*Exercise description*
Edit the lines from the first one up to and including the line containing "macd-hist-bar (1228, 622, 1236, 640)", replacing "candle-body" with "candlestick-body" and keeping everything else unchanged. Give only those lines.

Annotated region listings

- - - -

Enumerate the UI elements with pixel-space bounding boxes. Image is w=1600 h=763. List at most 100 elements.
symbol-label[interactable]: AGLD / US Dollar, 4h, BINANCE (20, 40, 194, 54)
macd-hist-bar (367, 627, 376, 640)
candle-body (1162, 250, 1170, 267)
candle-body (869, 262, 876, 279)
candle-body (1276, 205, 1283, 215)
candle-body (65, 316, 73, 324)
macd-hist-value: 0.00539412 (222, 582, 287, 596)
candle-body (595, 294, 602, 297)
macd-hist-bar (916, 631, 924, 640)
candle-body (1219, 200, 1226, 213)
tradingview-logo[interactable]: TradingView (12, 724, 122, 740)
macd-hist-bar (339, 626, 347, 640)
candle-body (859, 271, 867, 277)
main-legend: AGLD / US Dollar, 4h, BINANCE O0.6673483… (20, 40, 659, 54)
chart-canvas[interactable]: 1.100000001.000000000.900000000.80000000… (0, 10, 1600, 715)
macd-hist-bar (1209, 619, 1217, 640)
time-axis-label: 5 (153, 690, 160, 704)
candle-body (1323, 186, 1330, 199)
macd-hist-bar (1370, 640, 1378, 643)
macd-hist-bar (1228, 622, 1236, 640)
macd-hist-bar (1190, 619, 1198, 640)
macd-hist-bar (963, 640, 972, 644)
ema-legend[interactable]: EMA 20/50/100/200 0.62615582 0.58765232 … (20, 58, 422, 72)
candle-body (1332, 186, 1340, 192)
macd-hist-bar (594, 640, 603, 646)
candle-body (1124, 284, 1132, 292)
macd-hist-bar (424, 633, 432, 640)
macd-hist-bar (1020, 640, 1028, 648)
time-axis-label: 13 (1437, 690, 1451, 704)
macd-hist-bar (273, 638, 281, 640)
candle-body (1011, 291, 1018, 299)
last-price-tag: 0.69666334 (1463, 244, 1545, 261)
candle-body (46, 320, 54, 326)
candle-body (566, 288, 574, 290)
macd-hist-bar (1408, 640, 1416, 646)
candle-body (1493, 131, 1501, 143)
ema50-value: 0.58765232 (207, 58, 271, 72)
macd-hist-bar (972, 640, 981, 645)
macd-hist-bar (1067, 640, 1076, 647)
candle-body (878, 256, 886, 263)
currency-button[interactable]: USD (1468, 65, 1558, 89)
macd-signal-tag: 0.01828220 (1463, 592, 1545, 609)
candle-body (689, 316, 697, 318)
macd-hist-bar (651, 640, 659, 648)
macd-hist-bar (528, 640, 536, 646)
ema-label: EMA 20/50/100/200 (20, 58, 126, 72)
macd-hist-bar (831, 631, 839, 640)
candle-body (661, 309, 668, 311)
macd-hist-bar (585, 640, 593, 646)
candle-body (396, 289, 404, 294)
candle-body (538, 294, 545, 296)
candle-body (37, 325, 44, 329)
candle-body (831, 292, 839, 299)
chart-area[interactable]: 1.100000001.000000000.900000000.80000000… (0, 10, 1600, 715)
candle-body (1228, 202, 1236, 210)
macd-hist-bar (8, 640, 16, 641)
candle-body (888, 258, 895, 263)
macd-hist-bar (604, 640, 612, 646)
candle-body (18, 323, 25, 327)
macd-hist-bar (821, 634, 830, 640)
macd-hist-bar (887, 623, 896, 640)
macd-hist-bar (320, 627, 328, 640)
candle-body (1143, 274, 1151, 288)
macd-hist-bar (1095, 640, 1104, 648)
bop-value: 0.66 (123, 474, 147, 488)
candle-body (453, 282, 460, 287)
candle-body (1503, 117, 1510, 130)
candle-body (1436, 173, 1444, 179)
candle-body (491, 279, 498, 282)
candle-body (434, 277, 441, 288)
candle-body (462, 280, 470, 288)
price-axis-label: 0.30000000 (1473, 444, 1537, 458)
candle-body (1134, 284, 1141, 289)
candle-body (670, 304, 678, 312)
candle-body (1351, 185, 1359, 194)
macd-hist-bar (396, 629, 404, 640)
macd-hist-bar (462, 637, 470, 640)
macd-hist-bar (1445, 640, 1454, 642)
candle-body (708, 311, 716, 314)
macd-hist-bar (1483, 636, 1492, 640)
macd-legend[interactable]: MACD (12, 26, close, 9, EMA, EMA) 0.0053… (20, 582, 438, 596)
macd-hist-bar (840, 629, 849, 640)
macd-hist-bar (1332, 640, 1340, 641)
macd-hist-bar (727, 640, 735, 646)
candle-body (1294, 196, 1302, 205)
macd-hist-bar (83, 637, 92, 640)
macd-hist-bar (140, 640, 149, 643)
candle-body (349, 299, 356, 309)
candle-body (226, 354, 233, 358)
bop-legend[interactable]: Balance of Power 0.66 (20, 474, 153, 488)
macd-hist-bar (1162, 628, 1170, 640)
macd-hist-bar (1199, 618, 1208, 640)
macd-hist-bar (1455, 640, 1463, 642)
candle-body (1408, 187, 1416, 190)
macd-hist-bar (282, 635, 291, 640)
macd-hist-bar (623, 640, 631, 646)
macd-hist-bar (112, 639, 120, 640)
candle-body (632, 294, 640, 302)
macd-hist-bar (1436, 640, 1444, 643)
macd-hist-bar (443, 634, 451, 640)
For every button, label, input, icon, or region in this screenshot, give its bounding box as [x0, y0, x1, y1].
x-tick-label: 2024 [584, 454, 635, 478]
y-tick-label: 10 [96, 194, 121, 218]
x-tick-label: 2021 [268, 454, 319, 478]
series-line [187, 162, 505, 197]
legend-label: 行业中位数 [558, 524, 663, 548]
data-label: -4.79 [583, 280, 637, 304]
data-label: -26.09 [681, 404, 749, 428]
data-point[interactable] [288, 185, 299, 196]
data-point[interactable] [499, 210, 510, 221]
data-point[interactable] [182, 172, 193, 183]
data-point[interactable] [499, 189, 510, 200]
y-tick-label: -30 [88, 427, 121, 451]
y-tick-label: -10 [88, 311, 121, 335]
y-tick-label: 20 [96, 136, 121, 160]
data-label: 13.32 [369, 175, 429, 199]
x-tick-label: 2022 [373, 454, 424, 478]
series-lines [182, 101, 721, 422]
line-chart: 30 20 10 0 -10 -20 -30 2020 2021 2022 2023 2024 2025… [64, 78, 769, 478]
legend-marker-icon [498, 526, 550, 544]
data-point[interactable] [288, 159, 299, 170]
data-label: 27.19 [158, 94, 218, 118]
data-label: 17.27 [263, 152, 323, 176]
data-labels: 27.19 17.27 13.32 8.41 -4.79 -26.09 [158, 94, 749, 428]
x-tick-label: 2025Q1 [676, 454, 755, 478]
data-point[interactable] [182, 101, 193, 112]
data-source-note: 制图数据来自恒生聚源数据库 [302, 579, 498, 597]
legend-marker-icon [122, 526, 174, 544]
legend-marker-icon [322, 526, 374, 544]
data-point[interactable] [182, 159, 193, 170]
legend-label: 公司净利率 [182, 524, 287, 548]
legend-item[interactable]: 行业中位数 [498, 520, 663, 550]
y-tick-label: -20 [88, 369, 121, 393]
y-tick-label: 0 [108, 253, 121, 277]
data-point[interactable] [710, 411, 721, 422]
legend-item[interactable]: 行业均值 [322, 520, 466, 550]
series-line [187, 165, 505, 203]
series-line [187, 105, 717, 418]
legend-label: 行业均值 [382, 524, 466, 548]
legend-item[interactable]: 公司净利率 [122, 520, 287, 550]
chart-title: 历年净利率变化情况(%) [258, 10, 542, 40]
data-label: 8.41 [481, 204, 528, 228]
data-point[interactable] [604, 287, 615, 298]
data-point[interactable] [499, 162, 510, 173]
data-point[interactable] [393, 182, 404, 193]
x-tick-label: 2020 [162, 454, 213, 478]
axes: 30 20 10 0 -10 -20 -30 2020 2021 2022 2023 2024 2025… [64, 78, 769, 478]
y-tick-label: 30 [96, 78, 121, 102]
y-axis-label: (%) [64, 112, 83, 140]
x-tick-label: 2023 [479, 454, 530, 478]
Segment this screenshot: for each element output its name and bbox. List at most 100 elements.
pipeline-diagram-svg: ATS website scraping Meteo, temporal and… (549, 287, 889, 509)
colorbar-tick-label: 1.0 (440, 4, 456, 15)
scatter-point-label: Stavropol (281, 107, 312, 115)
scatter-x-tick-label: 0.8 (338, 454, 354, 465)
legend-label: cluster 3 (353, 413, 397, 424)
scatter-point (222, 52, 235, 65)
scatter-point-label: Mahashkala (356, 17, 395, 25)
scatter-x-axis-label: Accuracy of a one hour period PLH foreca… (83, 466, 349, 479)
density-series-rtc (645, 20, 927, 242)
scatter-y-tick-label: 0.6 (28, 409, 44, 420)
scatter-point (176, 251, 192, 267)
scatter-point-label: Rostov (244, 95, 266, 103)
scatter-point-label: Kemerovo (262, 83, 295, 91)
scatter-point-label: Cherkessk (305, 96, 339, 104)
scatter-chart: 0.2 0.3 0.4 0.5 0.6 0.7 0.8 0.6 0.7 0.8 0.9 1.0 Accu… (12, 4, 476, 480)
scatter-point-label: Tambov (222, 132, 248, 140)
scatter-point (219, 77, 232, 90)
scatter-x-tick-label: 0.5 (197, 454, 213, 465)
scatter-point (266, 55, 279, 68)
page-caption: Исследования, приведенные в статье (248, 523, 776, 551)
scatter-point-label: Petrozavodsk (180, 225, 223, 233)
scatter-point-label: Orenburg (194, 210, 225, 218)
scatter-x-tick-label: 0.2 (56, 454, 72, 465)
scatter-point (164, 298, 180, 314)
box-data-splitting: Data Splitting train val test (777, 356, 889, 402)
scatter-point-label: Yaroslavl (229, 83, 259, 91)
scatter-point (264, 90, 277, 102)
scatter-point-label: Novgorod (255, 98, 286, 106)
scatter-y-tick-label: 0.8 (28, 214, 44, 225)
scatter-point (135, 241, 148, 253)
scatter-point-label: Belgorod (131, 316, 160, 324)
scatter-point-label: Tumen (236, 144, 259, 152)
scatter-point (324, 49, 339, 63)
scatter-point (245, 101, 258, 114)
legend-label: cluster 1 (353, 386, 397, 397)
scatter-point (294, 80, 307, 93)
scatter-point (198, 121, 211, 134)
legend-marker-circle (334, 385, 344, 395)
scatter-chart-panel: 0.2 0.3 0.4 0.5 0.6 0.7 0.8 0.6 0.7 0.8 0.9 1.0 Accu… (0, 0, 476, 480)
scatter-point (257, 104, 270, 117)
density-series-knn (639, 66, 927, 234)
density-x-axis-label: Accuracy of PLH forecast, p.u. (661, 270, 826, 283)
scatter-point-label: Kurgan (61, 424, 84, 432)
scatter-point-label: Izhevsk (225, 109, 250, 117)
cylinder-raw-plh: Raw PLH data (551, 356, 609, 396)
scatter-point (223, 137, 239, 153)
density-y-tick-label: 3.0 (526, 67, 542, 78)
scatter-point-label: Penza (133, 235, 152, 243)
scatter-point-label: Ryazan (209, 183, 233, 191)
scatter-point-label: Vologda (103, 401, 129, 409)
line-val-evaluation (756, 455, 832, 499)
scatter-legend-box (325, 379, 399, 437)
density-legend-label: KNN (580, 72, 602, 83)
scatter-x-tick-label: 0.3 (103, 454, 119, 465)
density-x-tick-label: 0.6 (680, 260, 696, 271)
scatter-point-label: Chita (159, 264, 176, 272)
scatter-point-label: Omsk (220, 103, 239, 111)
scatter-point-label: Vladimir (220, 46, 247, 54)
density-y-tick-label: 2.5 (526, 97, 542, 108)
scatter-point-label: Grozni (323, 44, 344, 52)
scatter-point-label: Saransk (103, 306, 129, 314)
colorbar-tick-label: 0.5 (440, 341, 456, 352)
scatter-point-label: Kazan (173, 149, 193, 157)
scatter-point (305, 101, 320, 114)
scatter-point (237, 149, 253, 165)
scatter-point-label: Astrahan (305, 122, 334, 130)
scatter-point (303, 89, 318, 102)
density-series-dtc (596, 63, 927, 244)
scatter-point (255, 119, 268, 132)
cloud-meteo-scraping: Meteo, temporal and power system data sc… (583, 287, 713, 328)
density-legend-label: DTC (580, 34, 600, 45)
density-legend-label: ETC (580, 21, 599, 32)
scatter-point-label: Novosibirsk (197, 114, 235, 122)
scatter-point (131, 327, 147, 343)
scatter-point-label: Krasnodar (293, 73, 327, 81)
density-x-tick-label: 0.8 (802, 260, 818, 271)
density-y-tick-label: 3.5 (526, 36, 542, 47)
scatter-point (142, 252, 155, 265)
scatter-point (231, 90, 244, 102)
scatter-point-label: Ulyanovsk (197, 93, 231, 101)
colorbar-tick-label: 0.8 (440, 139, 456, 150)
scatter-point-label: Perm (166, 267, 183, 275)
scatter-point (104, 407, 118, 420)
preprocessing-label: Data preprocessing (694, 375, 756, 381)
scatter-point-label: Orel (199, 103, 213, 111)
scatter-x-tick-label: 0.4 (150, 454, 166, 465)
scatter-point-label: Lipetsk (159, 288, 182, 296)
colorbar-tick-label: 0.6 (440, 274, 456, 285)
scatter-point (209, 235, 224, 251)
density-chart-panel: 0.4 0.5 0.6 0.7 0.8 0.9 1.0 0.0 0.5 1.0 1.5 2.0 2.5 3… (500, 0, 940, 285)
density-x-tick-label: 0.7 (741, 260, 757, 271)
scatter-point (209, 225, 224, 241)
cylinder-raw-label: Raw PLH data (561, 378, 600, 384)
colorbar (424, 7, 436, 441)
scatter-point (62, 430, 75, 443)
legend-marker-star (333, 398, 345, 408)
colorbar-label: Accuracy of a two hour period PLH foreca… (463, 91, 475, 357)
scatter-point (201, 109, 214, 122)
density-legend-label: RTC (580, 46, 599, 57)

- - - -

*Expected answer*
Enumerate the UI elements with pixel-space bounding boxes. Image is w=1600 h=763. List at most 100 elements.
symbol-label[interactable]: AGLD / US Dollar, 4h, BINANCE (20, 40, 194, 54)
macd-hist-bar (367, 627, 376, 640)
candlestick-body (1162, 250, 1170, 267)
candlestick-body (869, 262, 876, 279)
candlestick-body (1276, 205, 1283, 215)
candlestick-body (65, 316, 73, 324)
macd-hist-value: 0.00539412 (222, 582, 287, 596)
candlestick-body (595, 294, 602, 297)
macd-hist-bar (916, 631, 924, 640)
candlestick-body (1219, 200, 1226, 213)
tradingview-logo[interactable]: TradingView (12, 724, 122, 740)
macd-hist-bar (339, 626, 347, 640)
candlestick-body (859, 271, 867, 277)
main-legend: AGLD / US Dollar, 4h, BINANCE O0.6673483… (20, 40, 659, 54)
chart-canvas[interactable]: 1.100000001.000000000.900000000.80000000… (0, 10, 1600, 715)
macd-hist-bar (1209, 619, 1217, 640)
time-axis-label: 5 (153, 690, 160, 704)
candlestick-body (1323, 186, 1330, 199)
macd-hist-bar (1370, 640, 1378, 643)
macd-hist-bar (1228, 622, 1236, 640)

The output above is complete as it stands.